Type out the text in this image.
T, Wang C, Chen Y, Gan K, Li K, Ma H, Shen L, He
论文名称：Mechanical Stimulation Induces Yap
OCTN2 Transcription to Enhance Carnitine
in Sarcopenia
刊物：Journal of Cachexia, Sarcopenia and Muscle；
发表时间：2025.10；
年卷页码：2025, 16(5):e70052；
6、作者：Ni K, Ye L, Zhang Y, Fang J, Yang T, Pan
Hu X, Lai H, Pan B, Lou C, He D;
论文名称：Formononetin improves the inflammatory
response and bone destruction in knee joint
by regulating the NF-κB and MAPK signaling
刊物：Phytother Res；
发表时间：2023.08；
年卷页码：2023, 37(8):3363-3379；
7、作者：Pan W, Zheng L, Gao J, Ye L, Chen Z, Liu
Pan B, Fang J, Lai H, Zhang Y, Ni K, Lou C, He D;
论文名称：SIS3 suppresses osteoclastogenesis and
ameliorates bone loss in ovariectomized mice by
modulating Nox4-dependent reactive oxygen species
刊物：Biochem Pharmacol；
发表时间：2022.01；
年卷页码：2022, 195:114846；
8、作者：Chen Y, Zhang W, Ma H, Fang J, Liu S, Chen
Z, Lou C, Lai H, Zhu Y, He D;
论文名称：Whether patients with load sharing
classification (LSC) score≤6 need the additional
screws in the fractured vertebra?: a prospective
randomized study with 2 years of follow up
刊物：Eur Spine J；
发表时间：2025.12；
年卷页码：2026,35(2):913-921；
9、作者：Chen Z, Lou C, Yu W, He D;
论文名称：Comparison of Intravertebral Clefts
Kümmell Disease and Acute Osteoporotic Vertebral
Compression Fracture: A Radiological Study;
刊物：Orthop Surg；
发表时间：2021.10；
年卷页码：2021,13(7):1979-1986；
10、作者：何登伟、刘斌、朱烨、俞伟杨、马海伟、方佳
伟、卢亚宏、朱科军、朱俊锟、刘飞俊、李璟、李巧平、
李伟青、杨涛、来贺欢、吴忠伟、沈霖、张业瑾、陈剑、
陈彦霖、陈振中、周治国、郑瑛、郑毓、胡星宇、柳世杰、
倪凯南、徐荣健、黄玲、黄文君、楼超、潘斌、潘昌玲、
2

◆ ◆ ◆ ◆

The complete listing, from first line to last, should be copied verbatim.

Type out the text in this image.
T, Wang C, Chen Y, Gan K, Li K, Ma H, Shen L, He
论文名称：Mechanical Stimulation Induces Yap
OCTN2 Transcription to Enhance Carnitine
in Sarcopenia
刊物：Journal of Cachexia, Sarcopenia and Muscle；
发表时间：2025.10；
年卷页码：2025, 16(5):e70052；
6、作者：Ni K, Ye L, Zhang Y, Fang J, Yang T, Pan
Hu X, Lai H, Pan B, Lou C, He D;
论文名称：Formononetin improves the inflammatory
response and bone destruction in knee joint
by regulating the NF-κB and MAPK signaling
刊物：Phytother Res；
发表时间：2023.08；
年卷页码：2023, 37(8):3363-3379；
7、作者：Pan W, Zheng L, Gao J, Ye L, Chen Z, Liu
Pan B, Fang J, Lai H, Zhang Y, Ni K, Lou C, He D;
论文名称：SIS3 suppresses osteoclastogenesis and
ameliorates bone loss in ovariectomized mice by
modulating Nox4-dependent reactive oxygen species
刊物：Biochem Pharmacol；
发表时间：2022.01；
年卷页码：2022, 195:114846；
8、作者：Chen Y, Zhang W, Ma H, Fang J, Liu S, Chen
Z, Lou C, Lai H, Zhu Y, He D;
论文名称：Whether patients with load sharing
classification (LSC) score≤6 need the additional
screws in the fractured vertebra?: a prospective
randomized study with 2 years of follow up
刊物：Eur Spine J；
发表时间：2025.12；
年卷页码：2026,35(2):913-921；
9、作者：Chen Z, Lou C, Yu W, He D;
论文名称：Comparison of Intravertebral Clefts
Kümmell Disease and Acute Osteoporotic Vertebral
Compression Fracture: A Radiological Study;
刊物：Orthop Surg；
发表时间：2021.10；
年卷页码：2021,13(7):1979-1986；
10、作者：何登伟、刘斌、朱烨、俞伟杨、马海伟、方佳
伟、卢亚宏、朱科军、朱俊锟、刘飞俊、李璟、李巧平、
李伟青、杨涛、来贺欢、吴忠伟、沈霖、张业瑾、陈剑、
陈彦霖、陈振中、周治国、郑瑛、郑毓、胡星宇、柳世杰、
倪凯南、徐荣健、黄玲、黄文君、楼超、潘斌、潘昌玲、
2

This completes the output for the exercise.